═════ DOCUMENT EXCERPT ═════

Safepoints and Fil-C

Safepointing is an underappreciated aspect of modern multithreaded VM/GC tech. It forms the foundation of Fil-C's accurate stack scanning, safe signal handling, and safe forking. It also forms the foundation of accurate GC, debugging, and profiling in modern lots of other virtual machines (JVMs in particular). Perhaps most crucially:

Safepointing is the reason why multiple threads can race on the heap in Fil-C using non-atomic unordered instructions, under any widely used hardware memory model, without breaking the soundness guarantees of the garbage collector.

You can replace "Fil-C" with "Java" or most other GC-based languages that support threads and the same thing holds. Let's dig into what this magical technique does!

What Does Safepointing Do?

Safepointing is:

a lightweight synchronization mechanism that allows threads in a VM to make assumptions about the VM's state, and
a lightweight mechanism for threads executing in the VM to report their current state.

Let's dig into how safepointing works by considering just one of the many assumptions that we want the compiler to be able to make about how it interacts with the accurate garbage collector: we want to allow threads to assume that a pointer loaded from the heap will point to a live object even if that thread hasn't done anything to enable the GC's root scanning to find that pointer. Say that one thread does:

void* local_variable = object->field;

while another thread runs the garbage collector. The thread that loaded object->field is doing so with code compiled with a sophisticated compiler based on LLVM so we cannot practically know what instruction sequence this results in. Let's say that the instruction sequence happens to be:

movdqu (%rsi),%xmm0

This is surprising but entirely possible. The compiler is using a vector instruction! Perhaps there was a control-flow-equivalent load of a 64-bit field right next to object->field, so the compiler combined the two loads into a SIMD load. Now imagine that right after this instruction executes, the thread gets preempted, and the garbage collector runs start to finish.

What Could Possibly Go Wrong?

In the worst case, there's another thread in the race: a thread that stores a different pointer (perhaps NULL) to object->field. Now, the only place that points to the object is half of %xmm0! Therefore, we need the GC to somehow know to scan that half of %xmm0. Since Fil-C uses an accurate GC, the GC would have to know exactly which half.

═════

• PROMPT 1: Transcribe the part of the safepointing article starting at "Safepointing is an" and ending at "magical technique does!".
• PROMPT 2: In the safepointing article, what instruction sequence is given as the one the load of object->field happens to compile to?
• PROMPT 3: List every feature of Fil-C that the safepointing article says safepointing forms the foundation of.
The lines that come next are not needed.

═════ DATA LINES ═════

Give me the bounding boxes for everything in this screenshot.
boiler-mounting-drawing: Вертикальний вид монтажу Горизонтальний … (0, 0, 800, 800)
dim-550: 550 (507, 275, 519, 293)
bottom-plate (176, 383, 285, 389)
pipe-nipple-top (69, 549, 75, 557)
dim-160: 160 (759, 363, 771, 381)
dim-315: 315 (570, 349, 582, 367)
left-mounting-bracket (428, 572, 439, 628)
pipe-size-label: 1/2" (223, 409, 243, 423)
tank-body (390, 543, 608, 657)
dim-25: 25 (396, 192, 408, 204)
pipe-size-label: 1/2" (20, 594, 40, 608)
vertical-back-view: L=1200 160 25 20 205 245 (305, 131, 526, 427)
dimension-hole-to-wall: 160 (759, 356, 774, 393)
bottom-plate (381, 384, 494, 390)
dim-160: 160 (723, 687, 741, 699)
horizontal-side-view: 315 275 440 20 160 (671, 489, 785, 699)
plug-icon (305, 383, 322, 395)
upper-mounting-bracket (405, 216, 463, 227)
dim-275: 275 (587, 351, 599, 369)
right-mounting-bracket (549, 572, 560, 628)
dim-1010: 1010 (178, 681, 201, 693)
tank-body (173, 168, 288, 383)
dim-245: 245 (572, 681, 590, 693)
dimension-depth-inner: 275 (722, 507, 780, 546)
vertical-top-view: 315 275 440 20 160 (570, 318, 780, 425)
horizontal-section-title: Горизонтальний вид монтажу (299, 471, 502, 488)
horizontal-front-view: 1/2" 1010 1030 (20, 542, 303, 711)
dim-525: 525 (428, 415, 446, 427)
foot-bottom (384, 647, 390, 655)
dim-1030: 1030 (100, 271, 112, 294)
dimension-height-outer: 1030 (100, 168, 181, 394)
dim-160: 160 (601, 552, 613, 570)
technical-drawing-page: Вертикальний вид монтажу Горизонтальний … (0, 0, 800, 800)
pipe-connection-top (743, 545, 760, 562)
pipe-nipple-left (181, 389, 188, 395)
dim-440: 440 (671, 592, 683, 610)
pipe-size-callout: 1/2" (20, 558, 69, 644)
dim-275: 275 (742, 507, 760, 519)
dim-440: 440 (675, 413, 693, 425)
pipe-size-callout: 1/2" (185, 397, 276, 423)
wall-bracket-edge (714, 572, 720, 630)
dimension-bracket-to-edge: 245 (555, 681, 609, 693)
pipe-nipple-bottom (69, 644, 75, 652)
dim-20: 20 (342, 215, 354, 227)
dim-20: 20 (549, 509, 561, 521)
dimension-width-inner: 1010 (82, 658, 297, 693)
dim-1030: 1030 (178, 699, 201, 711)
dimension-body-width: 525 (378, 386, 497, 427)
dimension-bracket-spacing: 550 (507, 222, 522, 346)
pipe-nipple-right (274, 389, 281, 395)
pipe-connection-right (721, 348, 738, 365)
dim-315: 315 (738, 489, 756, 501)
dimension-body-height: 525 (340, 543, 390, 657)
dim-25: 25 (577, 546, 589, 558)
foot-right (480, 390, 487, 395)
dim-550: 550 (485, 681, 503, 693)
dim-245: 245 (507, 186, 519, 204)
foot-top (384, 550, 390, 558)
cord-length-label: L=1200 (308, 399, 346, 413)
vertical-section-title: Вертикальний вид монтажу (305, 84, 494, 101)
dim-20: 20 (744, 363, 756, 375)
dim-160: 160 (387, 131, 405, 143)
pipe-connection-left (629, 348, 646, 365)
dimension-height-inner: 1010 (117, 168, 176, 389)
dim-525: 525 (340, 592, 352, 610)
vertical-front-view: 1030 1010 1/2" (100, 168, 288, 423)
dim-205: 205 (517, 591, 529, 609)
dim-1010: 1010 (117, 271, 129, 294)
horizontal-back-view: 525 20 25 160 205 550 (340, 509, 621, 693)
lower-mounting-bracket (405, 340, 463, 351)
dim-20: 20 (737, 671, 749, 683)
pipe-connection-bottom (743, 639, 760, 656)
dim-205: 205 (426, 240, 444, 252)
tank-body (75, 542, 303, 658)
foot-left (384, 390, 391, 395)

═════

• CORRECT ANSWER 1:
Safepointing is an underappreciated aspect of modern multithreaded VM/GC tech. It forms the foundation of Fil-C's accurate stack scanning, safe signal handling, and safe forking. It also forms the foundation of accurate GC, debugging, and profiling in modern lots of other virtual machines (JVMs in particular). Perhaps most crucially:

Safepointing is the reason why multiple threads can race on the heap in Fil-C using non-atomic unordered instructions, under any widely used hardware memory model, without breaking the soundness guarantees of the garbage collector.

You can replace "Fil-C" with "Java" or most other GC-based languages that support threads and the same thing holds. Let's dig into what this magical technique does!

• CORRECT ANSWER 2: movdqu (%rsi),%xmm0

• CORRECT ANSWER 3: Accurate stack scanning, safe signal handling, and safe forking.